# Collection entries

---

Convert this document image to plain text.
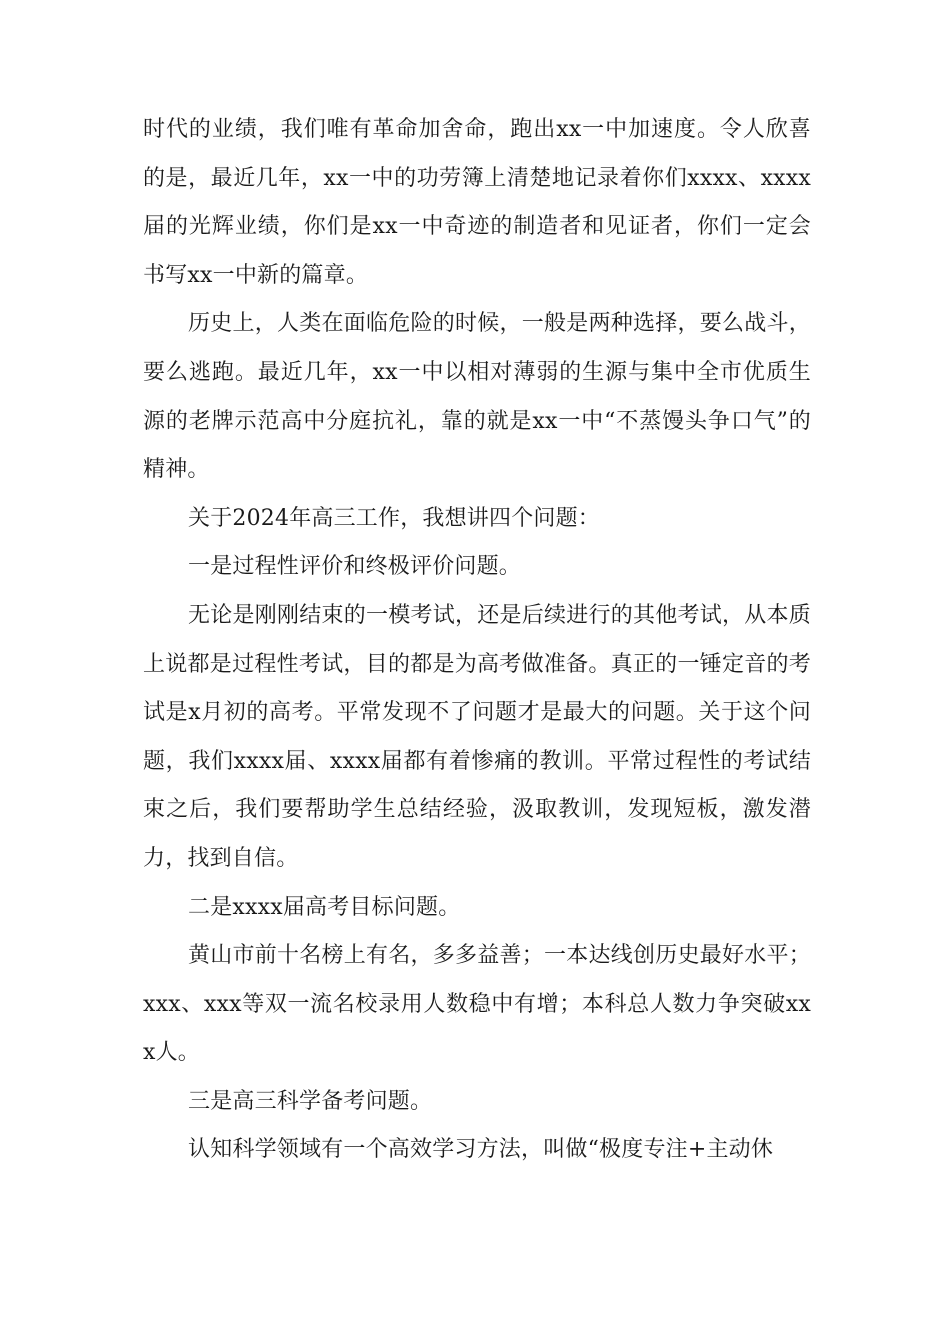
时代的业绩，我们唯有革命加舍命，跑出xx一中加速度。令人欣喜的是，最近几年，xx一中的功劳簿上清楚地记录着你们xxxx、xxxx届的光辉业绩，你们是xx一中奇迹的制造者和见证者，你们一定会书写xx一中新的篇章。

历史上，人类在面临危险的时候，一般是两种选择，要么战斗，要么逃跑。最近几年，xx一中以相对薄弱的生源与集中全市优质生源的老牌示范高中分庭抗礼，靠的就是xx一中“不蒸馒头争口气”的精神。

关于2024年高三工作，我想讲四个问题：

一是过程性评价和终极评价问题。

无论是刚刚结束的一模考试，还是后续进行的其他考试，从本质上说都是过程性考试，目的都是为高考做准备。真正的一锤定音的考试是x月初的高考。平常发现不了问题才是最大的问题。关于这个问题，我们xxxx届、xxxx届都有着惨痛的教训。平常过程性的考试结束之后，我们要帮助学生总结经验，汲取教训，发现短板，激发潜力，找到自信。

二是xxxx届高考目标问题。

黄山市前十名榜上有名，多多益善；一本达线创历史最好水平；xxx、xxx等双一流名校录用人数稳中有增；本科总人数力争突破xxx人。

三是高三科学备考问题。

认知科学领域有一个高效学习方法，叫做“极度专注+主动休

---

# EXERCISE DESCRIPTION
Extract lines where the string "最近几年" occurs.

# ANSWER FOR THE TASK
时代的业绩，我们唯有革命加舍命，跑出xx一中加速度。令人欣喜的是，最近几年，xx一中的功劳簿上清楚地记录着你们xxxx、xxxx届的光辉业绩，你们是xx一中奇迹的制造者和见证者，你们一定会书写xx一中新的篇章。
历史上，人类在面临危险的时候，一般是两种选择，要么战斗，要么逃跑。最近几年，xx一中以相对薄弱的生源与集中全市优质生源的老牌示范高中分庭抗礼，靠的就是xx一中“不蒸馒头争口气”的精神。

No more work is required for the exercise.